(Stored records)
__________
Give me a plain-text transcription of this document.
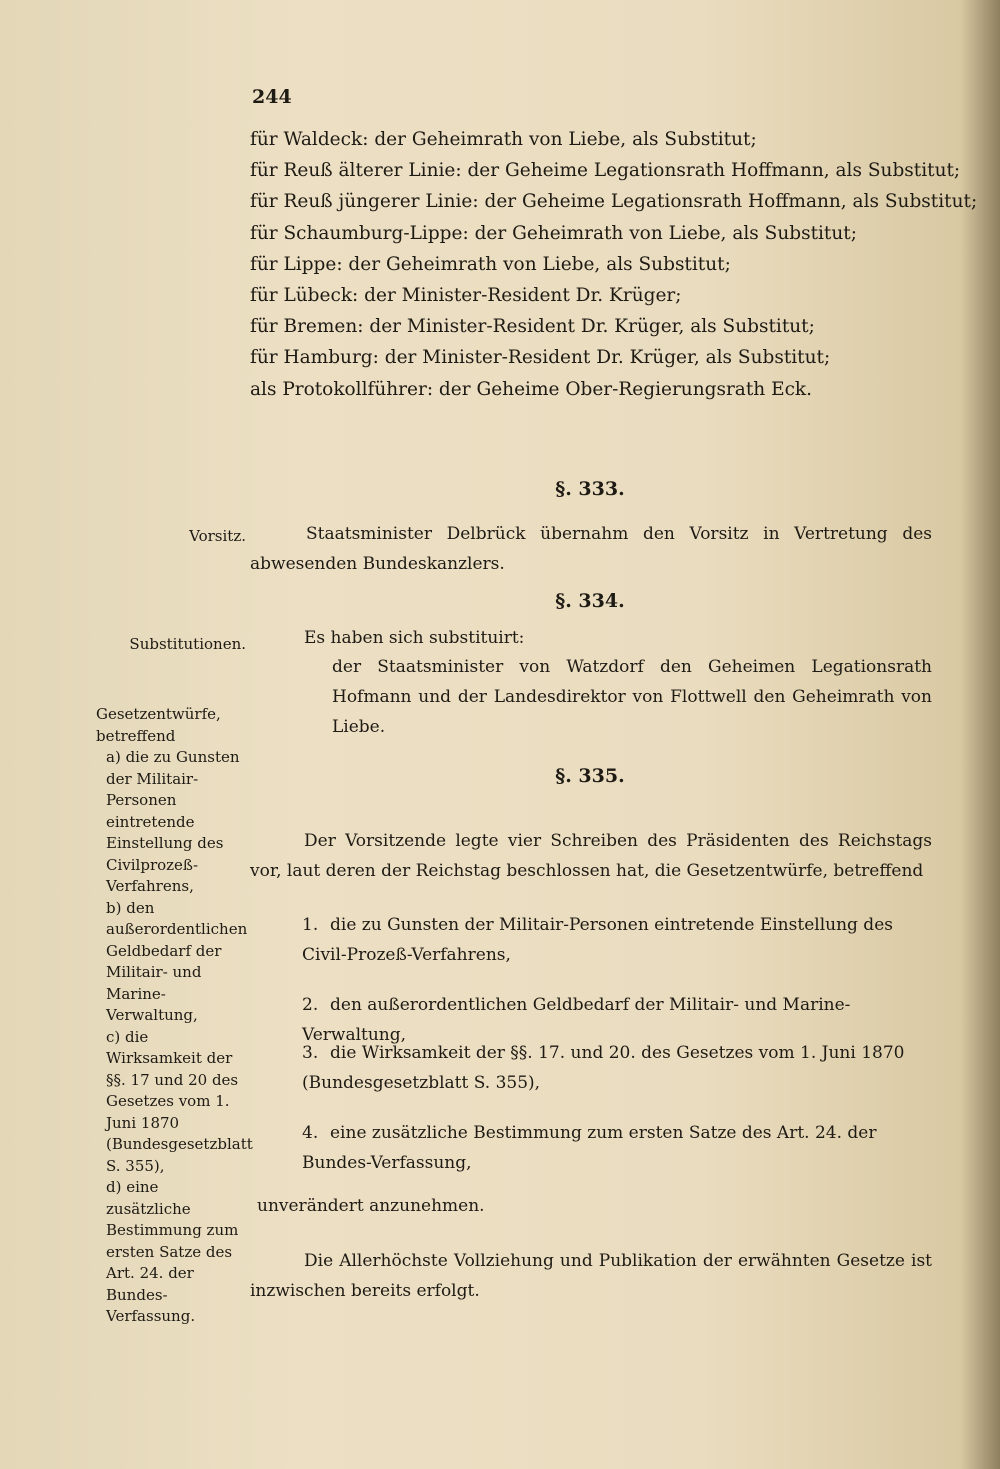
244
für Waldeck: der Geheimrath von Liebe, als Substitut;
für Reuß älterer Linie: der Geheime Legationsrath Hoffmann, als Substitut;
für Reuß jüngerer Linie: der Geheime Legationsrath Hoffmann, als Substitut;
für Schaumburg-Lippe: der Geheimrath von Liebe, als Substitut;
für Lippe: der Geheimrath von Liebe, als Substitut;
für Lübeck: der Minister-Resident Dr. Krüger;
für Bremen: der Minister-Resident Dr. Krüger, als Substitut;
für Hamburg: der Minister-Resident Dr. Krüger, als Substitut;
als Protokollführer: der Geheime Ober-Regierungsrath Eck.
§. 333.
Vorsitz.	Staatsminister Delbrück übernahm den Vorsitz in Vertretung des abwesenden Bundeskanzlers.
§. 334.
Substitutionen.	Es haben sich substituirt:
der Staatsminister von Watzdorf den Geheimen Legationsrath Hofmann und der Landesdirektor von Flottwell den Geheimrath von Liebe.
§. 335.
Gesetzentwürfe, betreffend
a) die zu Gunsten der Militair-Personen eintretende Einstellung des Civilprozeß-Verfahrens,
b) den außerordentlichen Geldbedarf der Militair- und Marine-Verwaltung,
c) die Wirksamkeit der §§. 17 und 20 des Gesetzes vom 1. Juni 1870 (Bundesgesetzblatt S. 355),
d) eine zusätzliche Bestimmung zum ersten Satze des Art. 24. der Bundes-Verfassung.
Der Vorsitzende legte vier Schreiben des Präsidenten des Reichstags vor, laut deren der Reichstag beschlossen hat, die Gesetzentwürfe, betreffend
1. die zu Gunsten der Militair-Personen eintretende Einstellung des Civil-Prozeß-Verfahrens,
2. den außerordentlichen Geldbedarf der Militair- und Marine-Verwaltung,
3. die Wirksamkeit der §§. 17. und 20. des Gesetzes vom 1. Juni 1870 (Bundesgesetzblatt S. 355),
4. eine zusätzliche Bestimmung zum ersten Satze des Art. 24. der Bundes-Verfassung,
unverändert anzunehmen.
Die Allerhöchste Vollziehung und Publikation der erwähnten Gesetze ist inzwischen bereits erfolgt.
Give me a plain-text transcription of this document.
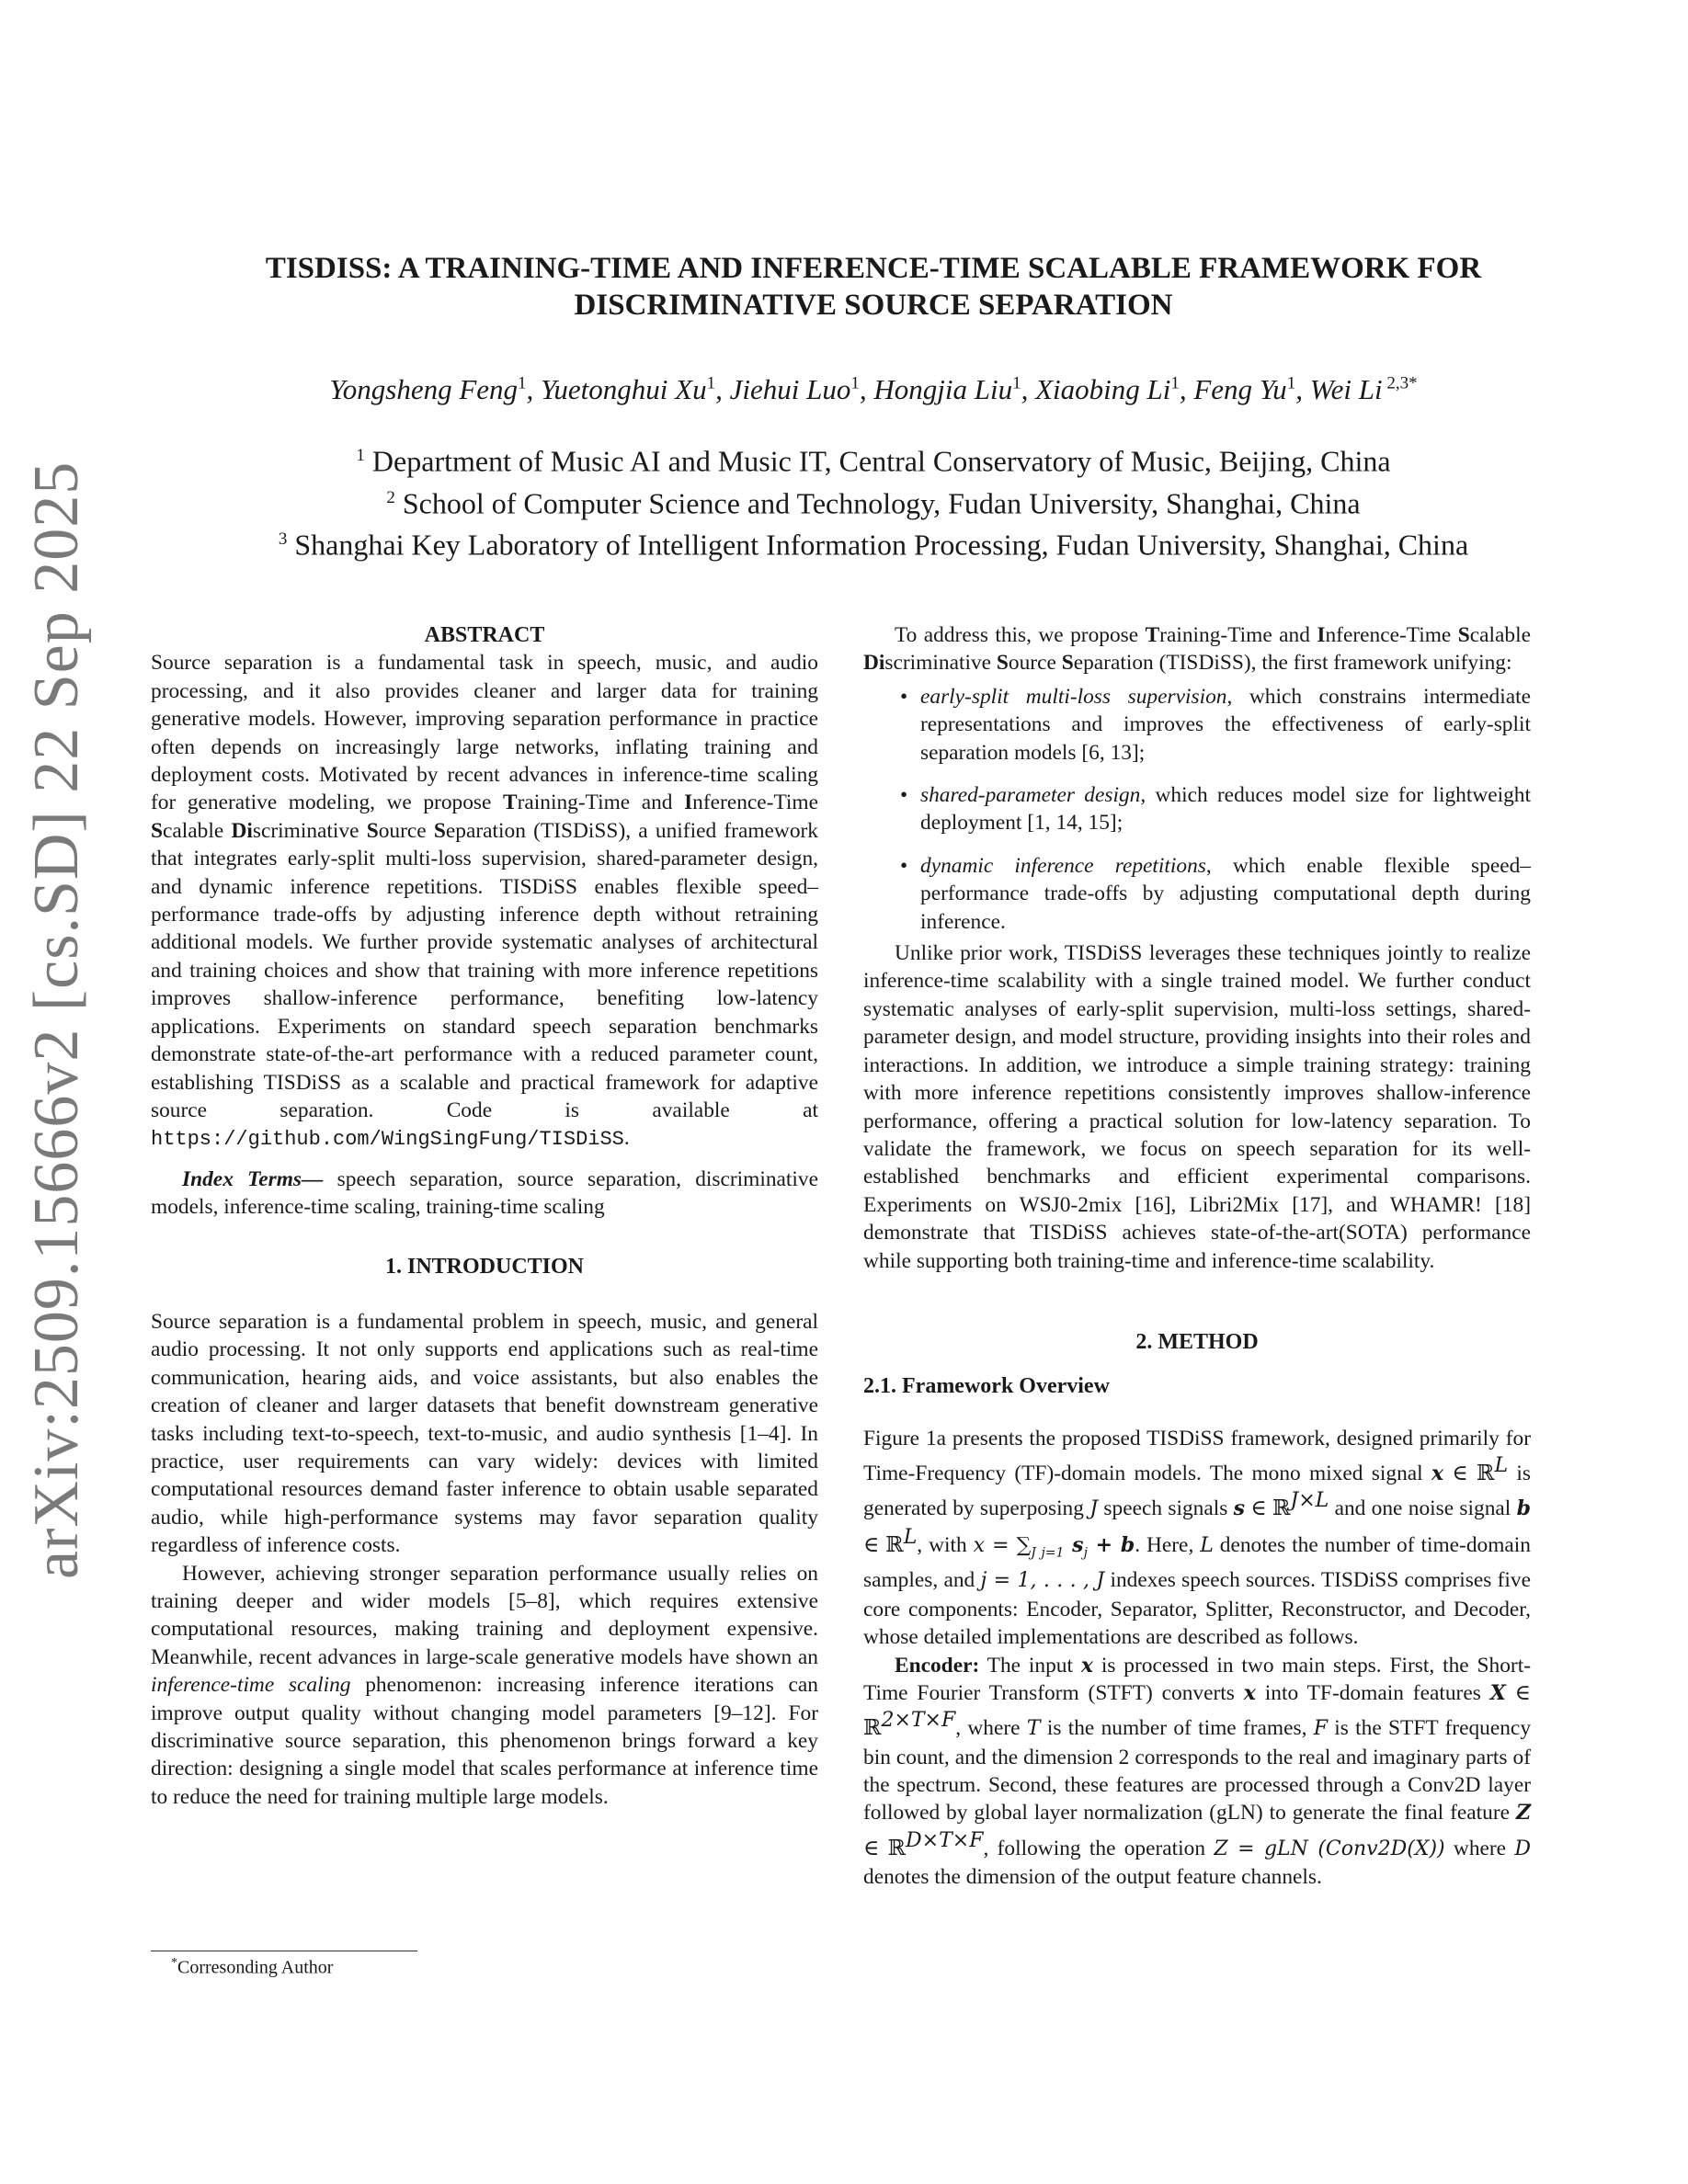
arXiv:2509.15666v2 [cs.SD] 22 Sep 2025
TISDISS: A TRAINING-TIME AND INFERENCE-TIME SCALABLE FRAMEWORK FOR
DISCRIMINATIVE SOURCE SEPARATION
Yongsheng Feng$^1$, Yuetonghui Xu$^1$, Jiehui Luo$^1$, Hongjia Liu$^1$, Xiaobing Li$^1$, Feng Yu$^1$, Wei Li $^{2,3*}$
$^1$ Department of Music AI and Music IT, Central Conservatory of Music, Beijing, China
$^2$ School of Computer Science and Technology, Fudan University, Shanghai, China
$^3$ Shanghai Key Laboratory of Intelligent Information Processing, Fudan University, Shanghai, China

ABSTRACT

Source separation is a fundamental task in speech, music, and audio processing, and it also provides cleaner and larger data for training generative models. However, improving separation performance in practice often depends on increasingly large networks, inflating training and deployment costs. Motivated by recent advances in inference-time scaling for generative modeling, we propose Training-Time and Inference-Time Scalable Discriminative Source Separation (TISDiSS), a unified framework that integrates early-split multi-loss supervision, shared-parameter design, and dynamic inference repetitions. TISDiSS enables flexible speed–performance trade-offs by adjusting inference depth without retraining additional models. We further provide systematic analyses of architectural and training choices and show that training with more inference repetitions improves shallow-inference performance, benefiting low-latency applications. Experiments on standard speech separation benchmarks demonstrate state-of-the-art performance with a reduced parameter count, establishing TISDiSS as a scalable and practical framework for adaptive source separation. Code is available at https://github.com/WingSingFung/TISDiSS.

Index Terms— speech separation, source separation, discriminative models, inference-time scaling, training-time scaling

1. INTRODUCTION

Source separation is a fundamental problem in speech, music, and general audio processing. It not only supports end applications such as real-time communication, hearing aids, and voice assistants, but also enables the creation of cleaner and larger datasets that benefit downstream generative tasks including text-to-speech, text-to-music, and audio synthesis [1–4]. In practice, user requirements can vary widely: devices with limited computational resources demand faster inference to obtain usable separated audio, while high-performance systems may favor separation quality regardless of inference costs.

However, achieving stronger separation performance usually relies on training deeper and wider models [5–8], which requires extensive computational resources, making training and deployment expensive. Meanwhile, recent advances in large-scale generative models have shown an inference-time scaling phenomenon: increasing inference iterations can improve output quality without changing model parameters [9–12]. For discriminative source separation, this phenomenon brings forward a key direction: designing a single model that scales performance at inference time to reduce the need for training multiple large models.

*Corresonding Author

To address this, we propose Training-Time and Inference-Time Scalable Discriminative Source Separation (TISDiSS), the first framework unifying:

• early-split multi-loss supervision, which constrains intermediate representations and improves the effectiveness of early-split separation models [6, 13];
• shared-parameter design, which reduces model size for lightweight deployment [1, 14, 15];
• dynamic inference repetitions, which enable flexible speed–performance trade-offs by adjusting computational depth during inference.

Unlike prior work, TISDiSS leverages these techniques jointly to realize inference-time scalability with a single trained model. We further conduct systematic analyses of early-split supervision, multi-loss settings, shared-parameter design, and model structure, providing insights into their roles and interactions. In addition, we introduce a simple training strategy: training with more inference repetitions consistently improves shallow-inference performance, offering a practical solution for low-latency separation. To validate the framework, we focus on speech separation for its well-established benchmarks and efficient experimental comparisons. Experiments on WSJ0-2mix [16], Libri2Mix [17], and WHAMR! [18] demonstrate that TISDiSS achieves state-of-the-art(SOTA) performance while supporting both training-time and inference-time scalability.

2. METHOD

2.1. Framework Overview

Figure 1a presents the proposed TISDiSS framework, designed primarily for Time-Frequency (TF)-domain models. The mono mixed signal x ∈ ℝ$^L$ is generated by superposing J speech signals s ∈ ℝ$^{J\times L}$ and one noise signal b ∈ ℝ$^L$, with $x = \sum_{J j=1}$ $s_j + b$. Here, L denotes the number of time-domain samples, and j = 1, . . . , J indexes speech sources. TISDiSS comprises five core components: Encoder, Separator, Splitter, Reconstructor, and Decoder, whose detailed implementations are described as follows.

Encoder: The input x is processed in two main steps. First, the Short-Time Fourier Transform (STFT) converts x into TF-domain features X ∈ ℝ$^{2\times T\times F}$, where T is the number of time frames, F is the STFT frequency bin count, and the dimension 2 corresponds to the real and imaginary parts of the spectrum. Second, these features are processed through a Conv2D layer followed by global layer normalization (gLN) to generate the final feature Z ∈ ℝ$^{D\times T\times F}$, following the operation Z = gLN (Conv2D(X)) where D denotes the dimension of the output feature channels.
__________
Repeat the entries exactly. Pictures are excluded from the copy.

Give me a plain-text transcription of this document.
244
für Waldeck: der Geheimrath von Liebe, als Substitut;
für Reuß älterer Linie: der Geheime Legationsrath Hoffmann, als Substitut;
für Reuß jüngerer Linie: der Geheime Legationsrath Hoffmann, als Substitut;
für Schaumburg-Lippe: der Geheimrath von Liebe, als Substitut;
für Lippe: der Geheimrath von Liebe, als Substitut;
für Lübeck: der Minister-Resident Dr. Krüger;
für Bremen: der Minister-Resident Dr. Krüger, als Substitut;
für Hamburg: der Minister-Resident Dr. Krüger, als Substitut;
als Protokollführer: der Geheime Ober-Regierungsrath Eck.
§. 333.
Vorsitz.	Staatsminister Delbrück übernahm den Vorsitz in Vertretung des abwesenden Bundeskanzlers.
§. 334.
Substitutionen.	Es haben sich substituirt:
der Staatsminister von Watzdorf den Geheimen Legationsrath Hofmann und der Landesdirektor von Flottwell den Geheimrath von Liebe.
§. 335.
Gesetzentwürfe, betreffend
a) die zu Gunsten der Militair-Personen eintretende Einstellung des Civilprozeß-Verfahrens,
b) den außerordentlichen Geldbedarf der Militair- und Marine-Verwaltung,
c) die Wirksamkeit der §§. 17 und 20 des Gesetzes vom 1. Juni 1870 (Bundesgesetzblatt S. 355),
d) eine zusätzliche Bestimmung zum ersten Satze des Art. 24. der Bundes-Verfassung.
Der Vorsitzende legte vier Schreiben des Präsidenten des Reichstags vor, laut deren der Reichstag beschlossen hat, die Gesetzentwürfe, betreffend
1. die zu Gunsten der Militair-Personen eintretende Einstellung des Civil-Prozeß-Verfahrens,
2. den außerordentlichen Geldbedarf der Militair- und Marine-Verwaltung,
3. die Wirksamkeit der §§. 17. und 20. des Gesetzes vom 1. Juni 1870 (Bundesgesetzblatt S. 355),
4. eine zusätzliche Bestimmung zum ersten Satze des Art. 24. der Bundes-Verfassung,
unverändert anzunehmen.
Die Allerhöchste Vollziehung und Publikation der erwähnten Gesetze ist inzwischen bereits erfolgt.
Give me a plain-text transcription of this document.
arXiv:2509.15666v2 [cs.SD] 22 Sep 2025
TISDISS: A TRAINING-TIME AND INFERENCE-TIME SCALABLE FRAMEWORK FOR
DISCRIMINATIVE SOURCE SEPARATION
Yongsheng Feng$^1$, Yuetonghui Xu$^1$, Jiehui Luo$^1$, Hongjia Liu$^1$, Xiaobing Li$^1$, Feng Yu$^1$, Wei Li $^{2,3*}$
$^1$ Department of Music AI and Music IT, Central Conservatory of Music, Beijing, China
$^2$ School of Computer Science and Technology, Fudan University, Shanghai, China
$^3$ Shanghai Key Laboratory of Intelligent Information Processing, Fudan University, Shanghai, China

ABSTRACT

Source separation is a fundamental task in speech, music, and audio processing, and it also provides cleaner and larger data for training generative models. However, improving separation performance in practice often depends on increasingly large networks, inflating training and deployment costs. Motivated by recent advances in inference-time scaling for generative modeling, we propose Training-Time and Inference-Time Scalable Discriminative Source Separation (TISDiSS), a unified framework that integrates early-split multi-loss supervision, shared-parameter design, and dynamic inference repetitions. TISDiSS enables flexible speed–performance trade-offs by adjusting inference depth without retraining additional models. We further provide systematic analyses of architectural and training choices and show that training with more inference repetitions improves shallow-inference performance, benefiting low-latency applications. Experiments on standard speech separation benchmarks demonstrate state-of-the-art performance with a reduced parameter count, establishing TISDiSS as a scalable and practical framework for adaptive source separation. Code is available at https://github.com/WingSingFung/TISDiSS.

Index Terms— speech separation, source separation, discriminative models, inference-time scaling, training-time scaling

1. INTRODUCTION

Source separation is a fundamental problem in speech, music, and general audio processing. It not only supports end applications such as real-time communication, hearing aids, and voice assistants, but also enables the creation of cleaner and larger datasets that benefit downstream generative tasks including text-to-speech, text-to-music, and audio synthesis [1–4]. In practice, user requirements can vary widely: devices with limited computational resources demand faster inference to obtain usable separated audio, while high-performance systems may favor separation quality regardless of inference costs.

However, achieving stronger separation performance usually relies on training deeper and wider models [5–8], which requires extensive computational resources, making training and deployment expensive. Meanwhile, recent advances in large-scale generative models have shown an inference-time scaling phenomenon: increasing inference iterations can improve output quality without changing model parameters [9–12]. For discriminative source separation, this phenomenon brings forward a key direction: designing a single model that scales performance at inference time to reduce the need for training multiple large models.

*Corresonding Author

To address this, we propose Training-Time and Inference-Time Scalable Discriminative Source Separation (TISDiSS), the first framework unifying:

• early-split multi-loss supervision, which constrains intermediate representations and improves the effectiveness of early-split separation models [6, 13];
• shared-parameter design, which reduces model size for lightweight deployment [1, 14, 15];
• dynamic inference repetitions, which enable flexible speed–performance trade-offs by adjusting computational depth during inference.

Unlike prior work, TISDiSS leverages these techniques jointly to realize inference-time scalability with a single trained model. We further conduct systematic analyses of early-split supervision, multi-loss settings, shared-parameter design, and model structure, providing insights into their roles and interactions. In addition, we introduce a simple training strategy: training with more inference repetitions consistently improves shallow-inference performance, offering a practical solution for low-latency separation. To validate the framework, we focus on speech separation for its well-established benchmarks and efficient experimental comparisons. Experiments on WSJ0-2mix [16], Libri2Mix [17], and WHAMR! [18] demonstrate that TISDiSS achieves state-of-the-art(SOTA) performance while supporting both training-time and inference-time scalability.

2. METHOD

2.1. Framework Overview

Figure 1a presents the proposed TISDiSS framework, designed primarily for Time-Frequency (TF)-domain models. The mono mixed signal x ∈ ℝ$^L$ is generated by superposing J speech signals s ∈ ℝ$^{J\times L}$ and one noise signal b ∈ ℝ$^L$, with $x = \sum_{J j=1}$ $s_j + b$. Here, L denotes the number of time-domain samples, and j = 1, . . . , J indexes speech sources. TISDiSS comprises five core components: Encoder, Separator, Splitter, Reconstructor, and Decoder, whose detailed implementations are described as follows.

Encoder: The input x is processed in two main steps. First, the Short-Time Fourier Transform (STFT) converts x into TF-domain features X ∈ ℝ$^{2\times T\times F}$, where T is the number of time frames, F is the STFT frequency bin count, and the dimension 2 corresponds to the real and imaginary parts of the spectrum. Second, these features are processed through a Conv2D layer followed by global layer normalization (gLN) to generate the final feature Z ∈ ℝ$^{D\times T\times F}$, following the operation Z = gLN (Conv2D(X)) where D denotes the dimension of the output feature channels.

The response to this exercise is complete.